Reproduce the listing below verbatim.

--- Start of PROVIDED RECORDS ---

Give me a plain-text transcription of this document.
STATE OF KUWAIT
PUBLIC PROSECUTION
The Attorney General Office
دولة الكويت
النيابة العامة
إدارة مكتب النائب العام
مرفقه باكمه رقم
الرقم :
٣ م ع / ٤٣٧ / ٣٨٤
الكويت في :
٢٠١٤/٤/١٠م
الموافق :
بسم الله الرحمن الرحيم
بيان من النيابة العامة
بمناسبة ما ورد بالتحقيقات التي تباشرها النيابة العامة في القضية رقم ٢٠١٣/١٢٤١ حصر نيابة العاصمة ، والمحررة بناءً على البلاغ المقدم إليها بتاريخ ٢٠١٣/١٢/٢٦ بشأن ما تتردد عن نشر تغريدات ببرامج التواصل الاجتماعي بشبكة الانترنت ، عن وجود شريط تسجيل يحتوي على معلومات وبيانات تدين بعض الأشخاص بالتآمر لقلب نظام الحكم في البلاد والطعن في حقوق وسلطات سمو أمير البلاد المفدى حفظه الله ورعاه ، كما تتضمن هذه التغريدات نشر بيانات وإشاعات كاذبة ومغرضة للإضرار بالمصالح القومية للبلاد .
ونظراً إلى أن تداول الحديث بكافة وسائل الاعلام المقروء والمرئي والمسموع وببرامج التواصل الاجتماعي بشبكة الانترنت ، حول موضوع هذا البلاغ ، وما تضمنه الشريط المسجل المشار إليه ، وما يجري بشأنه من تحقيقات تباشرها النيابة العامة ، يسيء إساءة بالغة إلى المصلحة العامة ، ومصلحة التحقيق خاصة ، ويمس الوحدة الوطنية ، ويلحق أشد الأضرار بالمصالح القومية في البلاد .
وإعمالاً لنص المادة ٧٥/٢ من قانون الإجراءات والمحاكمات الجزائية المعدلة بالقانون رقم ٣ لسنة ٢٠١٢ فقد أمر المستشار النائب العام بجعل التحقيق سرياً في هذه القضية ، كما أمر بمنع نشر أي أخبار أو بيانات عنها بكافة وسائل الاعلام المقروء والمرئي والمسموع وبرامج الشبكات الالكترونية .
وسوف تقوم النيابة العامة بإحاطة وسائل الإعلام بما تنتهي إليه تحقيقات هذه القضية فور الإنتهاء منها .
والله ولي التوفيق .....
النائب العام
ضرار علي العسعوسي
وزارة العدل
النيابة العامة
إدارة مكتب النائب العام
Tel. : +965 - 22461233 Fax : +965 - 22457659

--- End of PROVIDED RECORDS ---

RESPONSE TO THIS EXERCISE –
Give me a plain-text transcription of this document.
STATE OF KUWAIT
PUBLIC PROSECUTION
The Attorney General Office
دولة الكويت
النيابة العامة
إدارة مكتب النائب العام
مرفقه باكمه رقم
الرقم :
٣ م ع / ٤٣٧ / ٣٨٤
الكويت في :
٢٠١٤/٤/١٠م
الموافق :
بسم الله الرحمن الرحيم
بيان من النيابة العامة
بمناسبة ما ورد بالتحقيقات التي تباشرها النيابة العامة في القضية رقم ٢٠١٣/١٢٤١ حصر نيابة العاصمة ، والمحررة بناءً على البلاغ المقدم إليها بتاريخ ٢٠١٣/١٢/٢٦ بشأن ما تتردد عن نشر تغريدات ببرامج التواصل الاجتماعي بشبكة الانترنت ، عن وجود شريط تسجيل يحتوي على معلومات وبيانات تدين بعض الأشخاص بالتآمر لقلب نظام الحكم في البلاد والطعن في حقوق وسلطات سمو أمير البلاد المفدى حفظه الله ورعاه ، كما تتضمن هذه التغريدات نشر بيانات وإشاعات كاذبة ومغرضة للإضرار بالمصالح القومية للبلاد .
ونظراً إلى أن تداول الحديث بكافة وسائل الاعلام المقروء والمرئي والمسموع وببرامج التواصل الاجتماعي بشبكة الانترنت ، حول موضوع هذا البلاغ ، وما تضمنه الشريط المسجل المشار إليه ، وما يجري بشأنه من تحقيقات تباشرها النيابة العامة ، يسيء إساءة بالغة إلى المصلحة العامة ، ومصلحة التحقيق خاصة ، ويمس الوحدة الوطنية ، ويلحق أشد الأضرار بالمصالح القومية في البلاد .
وإعمالاً لنص المادة ٧٥/٢ من قانون الإجراءات والمحاكمات الجزائية المعدلة بالقانون رقم ٣ لسنة ٢٠١٢ فقد أمر المستشار النائب العام بجعل التحقيق سرياً في هذه القضية ، كما أمر بمنع نشر أي أخبار أو بيانات عنها بكافة وسائل الاعلام المقروء والمرئي والمسموع وبرامج الشبكات الالكترونية .
وسوف تقوم النيابة العامة بإحاطة وسائل الإعلام بما تنتهي إليه تحقيقات هذه القضية فور الإنتهاء منها .
والله ولي التوفيق .....
النائب العام
ضرار علي العسعوسي
وزارة العدل
النيابة العامة
إدارة مكتب النائب العام
Tel. : +965 - 22461233 Fax : +965 - 22457659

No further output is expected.